:: Text provided ::

We already have a function predict_at_threshold
, which takes in a list of probabilities and a threshold and computes the predicted labels (1s and 0s) at that threshold.
Let's also create our own accuracy_custom_threshold
function, that takes in
model
y
x
threshold
And returns the accuracy of the predictions for our model
with that threshold. Note that this function is not specific to our better_model
, so we can use it later.
def accuracy_custom_threshold(model, X, y, threshold):
predicted_probabilities = model.predict_proba(X)[:, 1]
y_pred = predict_at_threshold(predicted_probabilities, threshold)
return np.mean(y_pred == y)
accuracy_custom_threshold(better_model, games[['FG_PCT_DIFF', 'PF_DIFF']], games['WON'], 0.5)

:::
:: Record excerpts ::

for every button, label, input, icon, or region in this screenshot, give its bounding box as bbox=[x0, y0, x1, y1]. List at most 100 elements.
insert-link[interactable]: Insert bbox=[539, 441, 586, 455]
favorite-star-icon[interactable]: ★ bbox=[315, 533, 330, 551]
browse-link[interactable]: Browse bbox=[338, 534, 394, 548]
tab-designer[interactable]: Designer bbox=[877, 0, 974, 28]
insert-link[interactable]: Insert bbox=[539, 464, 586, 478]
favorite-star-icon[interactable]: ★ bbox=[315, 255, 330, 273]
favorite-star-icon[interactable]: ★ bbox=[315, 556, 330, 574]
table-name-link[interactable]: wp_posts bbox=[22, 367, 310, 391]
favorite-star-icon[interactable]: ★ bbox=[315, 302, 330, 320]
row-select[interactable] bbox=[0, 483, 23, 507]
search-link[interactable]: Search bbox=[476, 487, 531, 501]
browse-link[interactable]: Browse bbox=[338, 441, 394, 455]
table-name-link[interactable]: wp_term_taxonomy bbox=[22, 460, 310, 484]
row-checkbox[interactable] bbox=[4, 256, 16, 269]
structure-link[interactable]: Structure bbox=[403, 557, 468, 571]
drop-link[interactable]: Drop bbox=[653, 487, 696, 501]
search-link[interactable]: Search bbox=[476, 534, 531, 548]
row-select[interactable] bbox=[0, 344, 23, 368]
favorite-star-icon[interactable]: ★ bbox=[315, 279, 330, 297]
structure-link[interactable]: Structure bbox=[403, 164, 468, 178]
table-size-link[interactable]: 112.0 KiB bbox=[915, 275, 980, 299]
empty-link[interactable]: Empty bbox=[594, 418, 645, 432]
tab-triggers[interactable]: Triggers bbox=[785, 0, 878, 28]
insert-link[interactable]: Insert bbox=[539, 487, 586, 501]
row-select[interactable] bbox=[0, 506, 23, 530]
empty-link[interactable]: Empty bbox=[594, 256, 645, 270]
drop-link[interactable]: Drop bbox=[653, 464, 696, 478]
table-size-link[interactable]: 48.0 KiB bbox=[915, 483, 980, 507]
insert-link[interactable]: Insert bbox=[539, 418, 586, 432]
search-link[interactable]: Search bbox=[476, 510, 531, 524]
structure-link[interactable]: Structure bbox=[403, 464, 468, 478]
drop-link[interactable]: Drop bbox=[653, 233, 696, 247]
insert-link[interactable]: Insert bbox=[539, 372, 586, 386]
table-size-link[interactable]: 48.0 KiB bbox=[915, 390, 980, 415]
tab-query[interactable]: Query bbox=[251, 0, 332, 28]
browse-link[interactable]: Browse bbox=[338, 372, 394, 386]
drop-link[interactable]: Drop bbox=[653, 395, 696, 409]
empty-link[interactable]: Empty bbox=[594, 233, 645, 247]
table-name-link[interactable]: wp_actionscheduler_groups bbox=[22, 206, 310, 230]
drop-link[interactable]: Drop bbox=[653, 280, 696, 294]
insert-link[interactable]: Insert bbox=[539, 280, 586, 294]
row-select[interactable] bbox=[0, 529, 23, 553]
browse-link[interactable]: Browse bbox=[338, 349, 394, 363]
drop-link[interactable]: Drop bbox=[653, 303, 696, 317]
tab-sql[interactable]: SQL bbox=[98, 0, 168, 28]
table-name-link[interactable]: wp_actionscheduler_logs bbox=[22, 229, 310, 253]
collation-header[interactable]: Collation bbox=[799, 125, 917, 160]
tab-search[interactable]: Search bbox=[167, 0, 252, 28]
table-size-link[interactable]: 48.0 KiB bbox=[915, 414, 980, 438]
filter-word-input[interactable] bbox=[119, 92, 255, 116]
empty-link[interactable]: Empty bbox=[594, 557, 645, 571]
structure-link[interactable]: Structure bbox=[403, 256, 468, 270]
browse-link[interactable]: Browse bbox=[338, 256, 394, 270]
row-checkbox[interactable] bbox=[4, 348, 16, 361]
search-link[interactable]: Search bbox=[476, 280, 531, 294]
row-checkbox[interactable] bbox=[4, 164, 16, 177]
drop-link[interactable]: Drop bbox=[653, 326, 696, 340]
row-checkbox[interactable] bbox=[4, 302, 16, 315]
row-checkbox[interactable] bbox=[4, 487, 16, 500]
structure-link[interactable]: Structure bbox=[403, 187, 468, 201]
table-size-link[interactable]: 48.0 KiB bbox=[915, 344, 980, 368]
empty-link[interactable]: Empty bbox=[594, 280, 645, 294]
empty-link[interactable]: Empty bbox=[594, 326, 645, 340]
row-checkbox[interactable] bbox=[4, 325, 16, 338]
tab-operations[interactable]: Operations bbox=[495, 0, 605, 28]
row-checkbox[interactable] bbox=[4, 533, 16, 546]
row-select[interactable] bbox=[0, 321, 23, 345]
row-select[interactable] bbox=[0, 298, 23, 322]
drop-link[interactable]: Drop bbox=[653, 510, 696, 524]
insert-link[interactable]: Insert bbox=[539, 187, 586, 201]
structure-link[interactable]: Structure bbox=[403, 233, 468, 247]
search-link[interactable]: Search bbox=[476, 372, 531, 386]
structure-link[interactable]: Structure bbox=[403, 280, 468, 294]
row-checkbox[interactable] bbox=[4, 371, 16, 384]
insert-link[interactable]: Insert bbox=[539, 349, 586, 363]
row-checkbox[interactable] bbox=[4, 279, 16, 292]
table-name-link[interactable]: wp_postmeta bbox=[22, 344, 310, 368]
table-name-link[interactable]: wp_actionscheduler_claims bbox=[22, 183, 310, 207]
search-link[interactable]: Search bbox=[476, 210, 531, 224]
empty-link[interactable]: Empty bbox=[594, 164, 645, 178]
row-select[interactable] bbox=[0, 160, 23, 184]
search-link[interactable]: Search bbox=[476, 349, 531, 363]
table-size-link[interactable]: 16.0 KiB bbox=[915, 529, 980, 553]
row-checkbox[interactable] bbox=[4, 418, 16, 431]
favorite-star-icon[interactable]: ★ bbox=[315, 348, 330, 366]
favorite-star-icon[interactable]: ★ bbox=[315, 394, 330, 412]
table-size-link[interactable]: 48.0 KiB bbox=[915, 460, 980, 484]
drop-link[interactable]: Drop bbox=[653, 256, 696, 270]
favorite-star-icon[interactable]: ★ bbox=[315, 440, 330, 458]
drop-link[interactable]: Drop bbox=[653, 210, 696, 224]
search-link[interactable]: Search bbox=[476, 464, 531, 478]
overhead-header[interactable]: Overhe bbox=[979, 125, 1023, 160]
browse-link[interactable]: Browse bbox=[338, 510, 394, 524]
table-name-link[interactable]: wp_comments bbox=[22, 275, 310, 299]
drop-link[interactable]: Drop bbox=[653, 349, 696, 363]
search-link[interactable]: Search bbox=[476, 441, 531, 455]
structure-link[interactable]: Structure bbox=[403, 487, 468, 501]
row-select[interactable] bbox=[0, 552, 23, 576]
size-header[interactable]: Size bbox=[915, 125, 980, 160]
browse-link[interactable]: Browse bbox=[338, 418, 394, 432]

:::

= What to do =
A. In the passage on the custom-threshold accuracy function, what two inputs does predict_at_threshold take?
B. Continue the passage on the custom-threshold accuracy function from the point where it stops.

= Expected responses =
A. A list of probabilities and a threshold.

B.
This is the same accuracy that model.score
gave us before, so we should be good to go.
Let's plot what this accuracy looks like, for various thresholds:
thresholds = np.linspace(0, 1, 100)
accs = [accuracy_custom_threshold(better_model,
games[['FG_PCT_DIFF', 'PF_DIFF']],
games['WON'],
t) for t in thresholds]
fig = px.line(x=thresholds, y=accs)
fig.update_xaxes(title="Threshold")
fig.update_yaxes(title="Accuracy")
We will make similar helper functions for precision and recall, and make similar plots.
def precision_custom_threshold(model, X, y, threshold):
predicted_probabilities = model.predict_proba(X)[:, 1]
y_pred = predict_at_threshold(predicted_probabilities, threshold)
tp = np.sum((y_pred == 1) & (y == 1))
fp = np.sum((y_pred == 1) & (y == 0))
return tp / (tp + fp)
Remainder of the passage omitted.